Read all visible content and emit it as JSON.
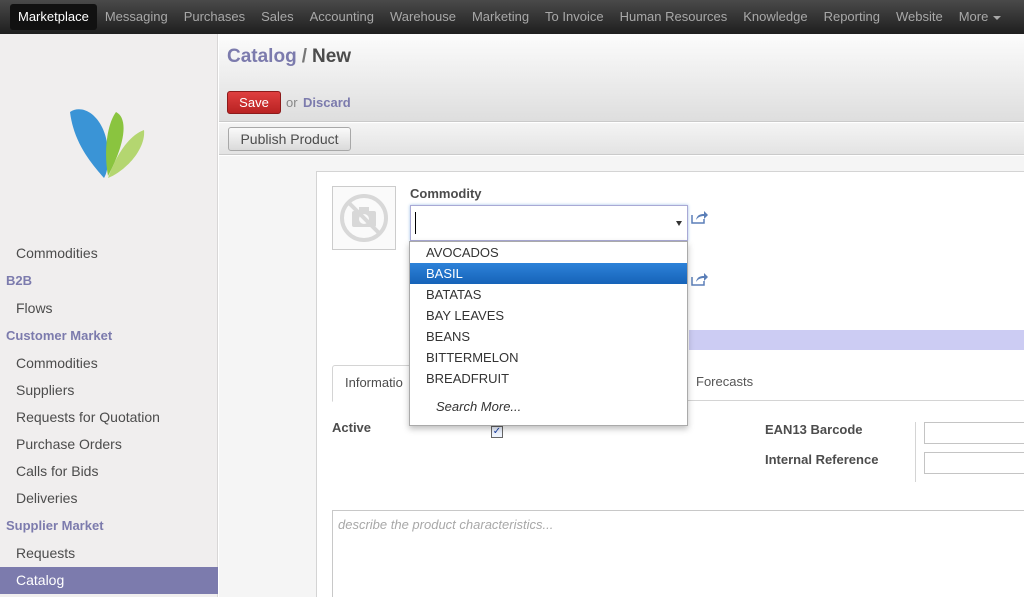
{
  "topmenu": {
    "items": [
      "Marketplace",
      "Messaging",
      "Purchases",
      "Sales",
      "Accounting",
      "Warehouse",
      "Marketing",
      "To Invoice",
      "Human Resources",
      "Knowledge",
      "Reporting",
      "Website",
      "More"
    ]
  },
  "sidebar": {
    "entries": [
      {
        "kind": "item",
        "label": "Commodities"
      },
      {
        "kind": "section",
        "label": "B2B"
      },
      {
        "kind": "item",
        "label": "Flows"
      },
      {
        "kind": "section",
        "label": "Customer Market"
      },
      {
        "kind": "item",
        "label": "Commodities"
      },
      {
        "kind": "item",
        "label": "Suppliers"
      },
      {
        "kind": "item",
        "label": "Requests for Quotation"
      },
      {
        "kind": "item",
        "label": "Purchase Orders"
      },
      {
        "kind": "item",
        "label": "Calls for Bids"
      },
      {
        "kind": "item",
        "label": "Deliveries"
      },
      {
        "kind": "section",
        "label": "Supplier Market"
      },
      {
        "kind": "item",
        "label": "Requests"
      },
      {
        "kind": "item",
        "label": "Catalog",
        "selected": true
      }
    ]
  },
  "header": {
    "breadcrumb_parent": "Catalog",
    "breadcrumb_sep": "/",
    "breadcrumb_current": "New",
    "save_label": "Save",
    "or_text": "or",
    "discard_label": "Discard",
    "publish_label": "Publish Product"
  },
  "form": {
    "commodity_label": "Commodity",
    "commodity_value": "",
    "tabs": [
      "Informatio",
      "Forecasts"
    ],
    "active_label": "Active",
    "active_checked": true,
    "ean13_label": "EAN13 Barcode",
    "internal_ref_label": "Internal Reference",
    "description_placeholder": "describe the product characteristics..."
  },
  "dropdown": {
    "options": [
      "AVOCADOS",
      "BASIL",
      "BATATAS",
      "BAY LEAVES",
      "BEANS",
      "BITTERMELON",
      "BREADFRUIT"
    ],
    "highlighted": "BASIL",
    "search_more": "Search More..."
  },
  "colors": {
    "accent": "#7c7bad",
    "save_red": "#c62929",
    "highlight_blue": "#1e6fc8",
    "logo_blue": "#3a94d6",
    "logo_green": "#8ac43f"
  }
}
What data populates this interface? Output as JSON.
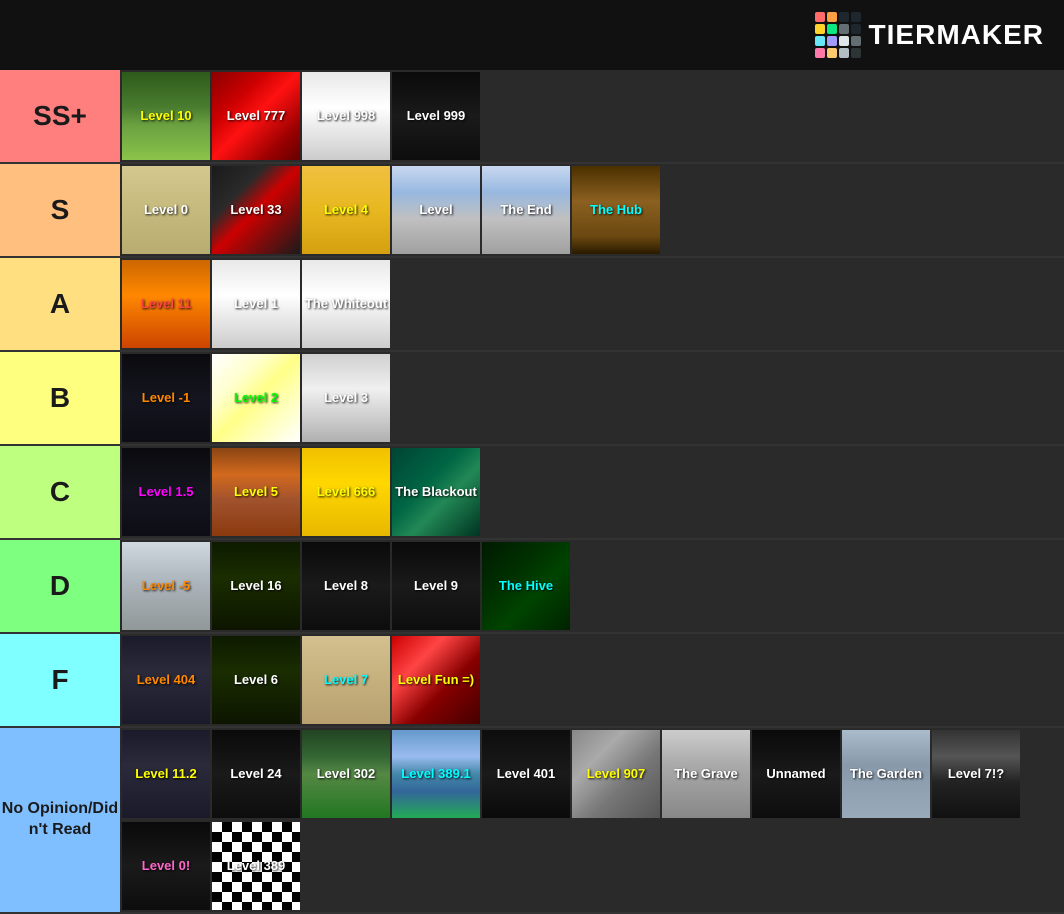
{
  "header": {
    "logo_text": "TiERMAKER"
  },
  "logo_colors": [
    "#ff6b6b",
    "#ff9f43",
    "#ffd32a",
    "#0be881",
    "#67e8f9",
    "#a29bfe",
    "#fd79a8",
    "#2d3436",
    "#636e72",
    "#b2bec3",
    "#dfe6e9",
    "#fdcb6e"
  ],
  "tiers": [
    {
      "id": "ss",
      "label": "SS+",
      "color": "#ff7f7f",
      "items": [
        {
          "label": "Level 10",
          "labelColor": "yellow",
          "bg": "bg-green-grass"
        },
        {
          "label": "Level 777",
          "labelColor": "white",
          "bg": "bg-red-casino"
        },
        {
          "label": "Level 998",
          "labelColor": "white",
          "bg": "bg-white-hall"
        },
        {
          "label": "Level 999",
          "labelColor": "white",
          "bg": "bg-dark-corridor"
        }
      ]
    },
    {
      "id": "s",
      "label": "S",
      "color": "#ffbf7f",
      "items": [
        {
          "label": "Level 0",
          "labelColor": "white",
          "bg": "bg-level0"
        },
        {
          "label": "Level 33",
          "labelColor": "white",
          "bg": "bg-level33"
        },
        {
          "label": "Level 4",
          "labelColor": "yellow",
          "bg": "bg-yellow-store"
        },
        {
          "label": "Level",
          "labelColor": "white",
          "bg": "bg-store-end"
        },
        {
          "label": "The End",
          "labelColor": "white",
          "bg": "bg-store-end"
        },
        {
          "label": "The Hub",
          "labelColor": "cyan",
          "bg": "bg-tunnel"
        }
      ]
    },
    {
      "id": "a",
      "label": "A",
      "color": "#ffdf7f",
      "items": [
        {
          "label": "Level 11",
          "labelColor": "red",
          "bg": "bg-orange-hall"
        },
        {
          "label": "Level 1",
          "labelColor": "white",
          "bg": "bg-white-hall"
        },
        {
          "label": "The Whiteout",
          "labelColor": "white",
          "bg": "bg-white-hall"
        }
      ]
    },
    {
      "id": "b",
      "label": "B",
      "color": "#ffff7f",
      "items": [
        {
          "label": "Level -1",
          "labelColor": "orange",
          "bg": "bg-dark-hall"
        },
        {
          "label": "Level 2",
          "labelColor": "green",
          "bg": "bg-bright-light"
        },
        {
          "label": "Level 3",
          "labelColor": "white",
          "bg": "bg-white-bars"
        }
      ]
    },
    {
      "id": "c",
      "label": "C",
      "color": "#bfff7f",
      "items": [
        {
          "label": "Level 1.5",
          "labelColor": "magenta",
          "bg": "bg-dark-hall"
        },
        {
          "label": "Level 5",
          "labelColor": "yellow",
          "bg": "bg-orange-wood"
        },
        {
          "label": "Level 666",
          "labelColor": "yellow",
          "bg": "bg-yellow-sign"
        },
        {
          "label": "The Blackout",
          "labelColor": "white",
          "bg": "bg-teal-nature"
        }
      ]
    },
    {
      "id": "d",
      "label": "D",
      "color": "#7fff7f",
      "items": [
        {
          "label": "Level -5",
          "labelColor": "orange",
          "bg": "bg-white-outdoor"
        },
        {
          "label": "Level 16",
          "labelColor": "white",
          "bg": "bg-dark-door"
        },
        {
          "label": "Level 8",
          "labelColor": "white",
          "bg": "bg-dark-corridor"
        },
        {
          "label": "Level 9",
          "labelColor": "white",
          "bg": "bg-dark-corridor"
        },
        {
          "label": "The Hive",
          "labelColor": "cyan",
          "bg": "bg-dark-green"
        }
      ]
    },
    {
      "id": "f",
      "label": "F",
      "color": "#7fffff",
      "items": [
        {
          "label": "Level 404",
          "labelColor": "orange",
          "bg": "bg-towers"
        },
        {
          "label": "Level 6",
          "labelColor": "white",
          "bg": "bg-dark-door"
        },
        {
          "label": "Level 7",
          "labelColor": "cyan",
          "bg": "bg-room-door"
        },
        {
          "label": "Level Fun =)",
          "labelColor": "yellow",
          "bg": "bg-fun-red"
        }
      ]
    },
    {
      "id": "no",
      "label": "No Opinion/Did n't Read",
      "color": "#7fbfff",
      "items": [
        {
          "label": "Level 11.2",
          "labelColor": "yellow",
          "bg": "bg-towers"
        },
        {
          "label": "Level 24",
          "labelColor": "white",
          "bg": "bg-dark-corridor"
        },
        {
          "label": "Level 302",
          "labelColor": "white",
          "bg": "bg-forest-302"
        },
        {
          "label": "Level 389.1",
          "labelColor": "cyan",
          "bg": "bg-mountain"
        },
        {
          "label": "Level 401",
          "labelColor": "white",
          "bg": "bg-dark-interior"
        },
        {
          "label": "Level 907",
          "labelColor": "yellow",
          "bg": "bg-industrial"
        },
        {
          "label": "The Grave",
          "labelColor": "white",
          "bg": "bg-figure"
        },
        {
          "label": "Unnamed",
          "labelColor": "white",
          "bg": "bg-dark-corridor"
        },
        {
          "label": "The Garden",
          "labelColor": "white",
          "bg": "bg-blue-gray"
        },
        {
          "label": "Level 7!?",
          "labelColor": "white",
          "bg": "bg-dark-machine"
        },
        {
          "label": "Level 0!",
          "labelColor": "pink",
          "bg": "bg-dark-corridor"
        },
        {
          "label": "Level 389",
          "labelColor": "white",
          "bg": "bg-checkered"
        }
      ]
    }
  ]
}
■ ■ ■ ■ ■
__Aim__
Pick out the lines containing the string "Requests" and show them.

__Solution for this exercise__
        "label": "Requests for Quotation"
        "label": "Requests"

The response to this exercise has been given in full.